Scan the data for "Business" and copy the lines it appears in.

- _Figure record listings_
::::

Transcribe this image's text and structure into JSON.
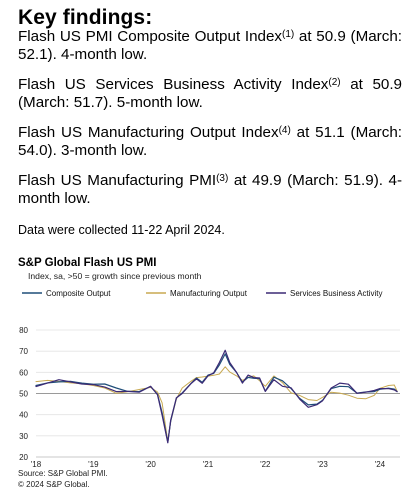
{
  "findings": {
    "heading": "Key findings:",
    "items": [
      {
        "pre": "Flash US PMI Composite Output Index",
        "sup": "(1)",
        "post": " at 50.9 (March: 52.1). 4-month low."
      },
      {
        "pre": "Flash US Services Business Activity Index",
        "sup": "(2)",
        "post": " at 50.9 (March: 51.7). 5-month low."
      },
      {
        "pre": "Flash US Manufacturing Output Index",
        "sup": "(4)",
        "post": " at 51.1 (March: 54.0). 3-month low."
      },
      {
        "pre": "Flash US Manufacturing PMI",
        "sup": "(3)",
        "post": " at 49.9 (March: 51.9). 4-month low."
      }
    ],
    "collected": "Data were collected 11-22 April 2024."
  },
  "chart_data": {
    "type": "line",
    "title": "S&P Global Flash US PMI",
    "subtitle": "Index, sa, >50 = growth since previous month",
    "source": "Source: S&P Global PMI.",
    "copyright": "© 2024 S&P Global.",
    "ylim": [
      20,
      80
    ],
    "yticks": [
      20,
      30,
      40,
      50,
      60,
      70,
      80
    ],
    "xlim": [
      2018.0,
      2024.35
    ],
    "xticks": [
      {
        "x": 2018.0,
        "label": "'18"
      },
      {
        "x": 2019.0,
        "label": "'19"
      },
      {
        "x": 2020.0,
        "label": "'20"
      },
      {
        "x": 2021.0,
        "label": "'21"
      },
      {
        "x": 2022.0,
        "label": "'22"
      },
      {
        "x": 2023.0,
        "label": "'23"
      },
      {
        "x": 2024.0,
        "label": "'24"
      }
    ],
    "reference_line": 50,
    "grid": "horizontal",
    "legend_position": "top",
    "series": [
      {
        "name": "Composite Output",
        "color": "#1f4e79",
        "width": 1.2,
        "points": [
          [
            2018.0,
            53.8
          ],
          [
            2018.2,
            55.0
          ],
          [
            2018.4,
            55.5
          ],
          [
            2018.6,
            55.7
          ],
          [
            2018.8,
            54.9
          ],
          [
            2019.0,
            54.4
          ],
          [
            2019.2,
            54.5
          ],
          [
            2019.4,
            52.6
          ],
          [
            2019.6,
            51.0
          ],
          [
            2019.8,
            50.9
          ],
          [
            2020.0,
            53.3
          ],
          [
            2020.12,
            49.6
          ],
          [
            2020.2,
            40.9
          ],
          [
            2020.3,
            27.0
          ],
          [
            2020.35,
            37.0
          ],
          [
            2020.45,
            47.9
          ],
          [
            2020.55,
            50.3
          ],
          [
            2020.7,
            54.7
          ],
          [
            2020.8,
            57.3
          ],
          [
            2020.9,
            55.3
          ],
          [
            2021.0,
            58.7
          ],
          [
            2021.1,
            59.5
          ],
          [
            2021.2,
            63.5
          ],
          [
            2021.3,
            68.7
          ],
          [
            2021.38,
            63.7
          ],
          [
            2021.5,
            59.9
          ],
          [
            2021.6,
            55.4
          ],
          [
            2021.7,
            57.6
          ],
          [
            2021.8,
            57.2
          ],
          [
            2021.9,
            57.0
          ],
          [
            2022.0,
            51.1
          ],
          [
            2022.15,
            57.7
          ],
          [
            2022.3,
            56.0
          ],
          [
            2022.45,
            52.3
          ],
          [
            2022.6,
            47.7
          ],
          [
            2022.75,
            44.6
          ],
          [
            2022.9,
            45.0
          ],
          [
            2023.0,
            46.8
          ],
          [
            2023.15,
            52.3
          ],
          [
            2023.3,
            53.4
          ],
          [
            2023.45,
            53.2
          ],
          [
            2023.6,
            50.2
          ],
          [
            2023.75,
            50.7
          ],
          [
            2023.9,
            50.9
          ],
          [
            2024.0,
            52.0
          ],
          [
            2024.15,
            52.5
          ],
          [
            2024.25,
            52.1
          ],
          [
            2024.3,
            50.9
          ]
        ]
      },
      {
        "name": "Manufacturing Output",
        "color": "#c8a951",
        "width": 1.0,
        "points": [
          [
            2018.0,
            55.6
          ],
          [
            2018.2,
            56.2
          ],
          [
            2018.4,
            55.7
          ],
          [
            2018.6,
            55.0
          ],
          [
            2018.8,
            54.6
          ],
          [
            2019.0,
            53.8
          ],
          [
            2019.2,
            52.6
          ],
          [
            2019.4,
            50.1
          ],
          [
            2019.6,
            50.8
          ],
          [
            2019.8,
            51.9
          ],
          [
            2020.0,
            52.9
          ],
          [
            2020.12,
            50.7
          ],
          [
            2020.2,
            45.6
          ],
          [
            2020.3,
            27.4
          ],
          [
            2020.35,
            36.8
          ],
          [
            2020.45,
            47.4
          ],
          [
            2020.55,
            52.6
          ],
          [
            2020.7,
            55.7
          ],
          [
            2020.8,
            57.5
          ],
          [
            2020.9,
            57.8
          ],
          [
            2021.0,
            58.2
          ],
          [
            2021.1,
            58.6
          ],
          [
            2021.2,
            59.2
          ],
          [
            2021.3,
            62.6
          ],
          [
            2021.38,
            60.1
          ],
          [
            2021.5,
            58.3
          ],
          [
            2021.6,
            56.2
          ],
          [
            2021.7,
            57.6
          ],
          [
            2021.8,
            58.3
          ],
          [
            2021.9,
            56.0
          ],
          [
            2022.0,
            53.4
          ],
          [
            2022.15,
            58.3
          ],
          [
            2022.3,
            55.1
          ],
          [
            2022.45,
            50.3
          ],
          [
            2022.6,
            49.1
          ],
          [
            2022.75,
            47.1
          ],
          [
            2022.9,
            46.7
          ],
          [
            2023.0,
            48.2
          ],
          [
            2023.15,
            50.6
          ],
          [
            2023.3,
            50.2
          ],
          [
            2023.45,
            49.2
          ],
          [
            2023.6,
            47.8
          ],
          [
            2023.75,
            47.5
          ],
          [
            2023.9,
            49.1
          ],
          [
            2024.0,
            52.4
          ],
          [
            2024.15,
            53.8
          ],
          [
            2024.25,
            54.0
          ],
          [
            2024.3,
            51.1
          ]
        ]
      },
      {
        "name": "Services Business Activity",
        "color": "#3c2a75",
        "width": 1.2,
        "points": [
          [
            2018.0,
            53.3
          ],
          [
            2018.2,
            54.9
          ],
          [
            2018.4,
            56.5
          ],
          [
            2018.6,
            55.5
          ],
          [
            2018.8,
            54.5
          ],
          [
            2019.0,
            54.2
          ],
          [
            2019.2,
            53.0
          ],
          [
            2019.4,
            50.9
          ],
          [
            2019.6,
            51.0
          ],
          [
            2019.8,
            50.6
          ],
          [
            2020.0,
            53.4
          ],
          [
            2020.12,
            49.4
          ],
          [
            2020.2,
            39.8
          ],
          [
            2020.3,
            26.7
          ],
          [
            2020.35,
            37.5
          ],
          [
            2020.45,
            47.9
          ],
          [
            2020.55,
            50.0
          ],
          [
            2020.7,
            54.6
          ],
          [
            2020.8,
            56.9
          ],
          [
            2020.9,
            54.8
          ],
          [
            2021.0,
            58.3
          ],
          [
            2021.1,
            59.8
          ],
          [
            2021.2,
            64.7
          ],
          [
            2021.3,
            70.4
          ],
          [
            2021.38,
            64.6
          ],
          [
            2021.5,
            59.9
          ],
          [
            2021.6,
            54.9
          ],
          [
            2021.7,
            58.7
          ],
          [
            2021.8,
            57.5
          ],
          [
            2021.9,
            57.3
          ],
          [
            2022.0,
            51.0
          ],
          [
            2022.15,
            56.5
          ],
          [
            2022.3,
            53.4
          ],
          [
            2022.45,
            52.7
          ],
          [
            2022.6,
            47.3
          ],
          [
            2022.75,
            43.5
          ],
          [
            2022.9,
            44.7
          ],
          [
            2023.0,
            46.6
          ],
          [
            2023.15,
            52.6
          ],
          [
            2023.3,
            54.9
          ],
          [
            2023.45,
            54.4
          ],
          [
            2023.6,
            50.1
          ],
          [
            2023.75,
            50.6
          ],
          [
            2023.9,
            51.4
          ],
          [
            2024.0,
            52.3
          ],
          [
            2024.15,
            52.3
          ],
          [
            2024.25,
            51.7
          ],
          [
            2024.3,
            50.9
          ]
        ]
      }
    ]
  }
}
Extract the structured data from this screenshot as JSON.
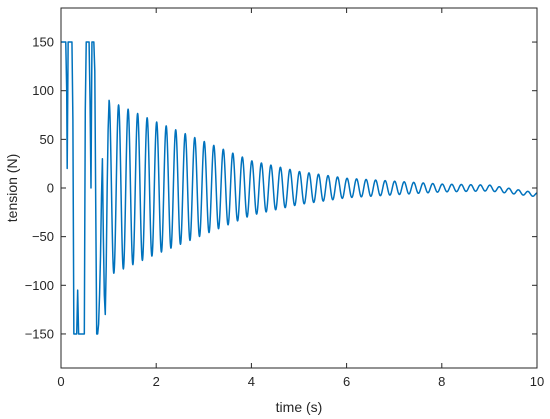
{
  "chart_data": {
    "type": "line",
    "title": "",
    "xlabel": "time (s)",
    "ylabel": "tension (N)",
    "xlim": [
      0,
      10
    ],
    "ylim": [
      -185,
      185
    ],
    "xticks": [
      0,
      2,
      4,
      6,
      8,
      10
    ],
    "yticks": [
      150,
      100,
      50,
      0,
      -50,
      -100,
      -150
    ],
    "xtick_labels": [
      "0",
      "2",
      "4",
      "6",
      "8",
      "10"
    ],
    "ytick_labels": [
      "150",
      "100",
      "50",
      "0",
      "−50",
      "−100",
      "−150"
    ],
    "grid": false,
    "legend": "none",
    "series": [
      {
        "color": "#0072BD",
        "x": [
          0,
          0.02,
          0.1,
          0.12,
          0.13,
          0.15,
          0.17,
          0.19,
          0.21,
          0.23,
          0.25,
          0.27,
          0.29,
          0.31,
          0.33,
          0.35,
          0.37,
          0.39,
          0.41,
          0.43,
          0.45,
          0.47,
          0.49,
          0.51,
          0.53,
          0.55,
          0.57,
          0.59,
          0.61,
          0.63,
          0.65,
          0.67,
          0.69,
          0.71,
          0.73,
          0.75,
          0.77,
          0.79,
          0.81,
          0.83,
          0.85,
          0.87,
          0.89,
          0.91,
          0.93,
          0.95,
          0.97,
          0.99,
          1.01
        ],
        "y": [
          150,
          150,
          150,
          100,
          20,
          150,
          150,
          150,
          150,
          150,
          70,
          -150,
          -150,
          -150,
          -150,
          -105,
          -150,
          -150,
          -150,
          -150,
          -150,
          -150,
          -150,
          80,
          150,
          150,
          150,
          150,
          90,
          0,
          150,
          150,
          150,
          120,
          -20,
          -150,
          -150,
          -140,
          -110,
          -70,
          -10,
          30,
          -50,
          -110,
          -130,
          -80,
          0,
          60,
          90
        ]
      }
    ],
    "continuation": {
      "t_start": 1.01,
      "t_end": 10,
      "period": 0.2,
      "envelope": [
        {
          "t": 1.0,
          "amp": 90
        },
        {
          "t": 2.0,
          "amp": 68
        },
        {
          "t": 3.0,
          "amp": 48
        },
        {
          "t": 4.0,
          "amp": 28
        },
        {
          "t": 5.0,
          "amp": 17
        },
        {
          "t": 6.0,
          "amp": 10
        },
        {
          "t": 7.0,
          "amp": 7
        },
        {
          "t": 8.0,
          "amp": 4
        },
        {
          "t": 9.0,
          "amp": 3
        },
        {
          "t": 10.0,
          "amp": 2
        }
      ],
      "offset": [
        {
          "t": 1.0,
          "y": 0
        },
        {
          "t": 9.0,
          "y": 0
        },
        {
          "t": 10.0,
          "y": -7
        }
      ]
    }
  }
}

::::

- _Solution below_
        "pre": "Flash US Services Business Activity Index",
        "name": "Services Business Activity",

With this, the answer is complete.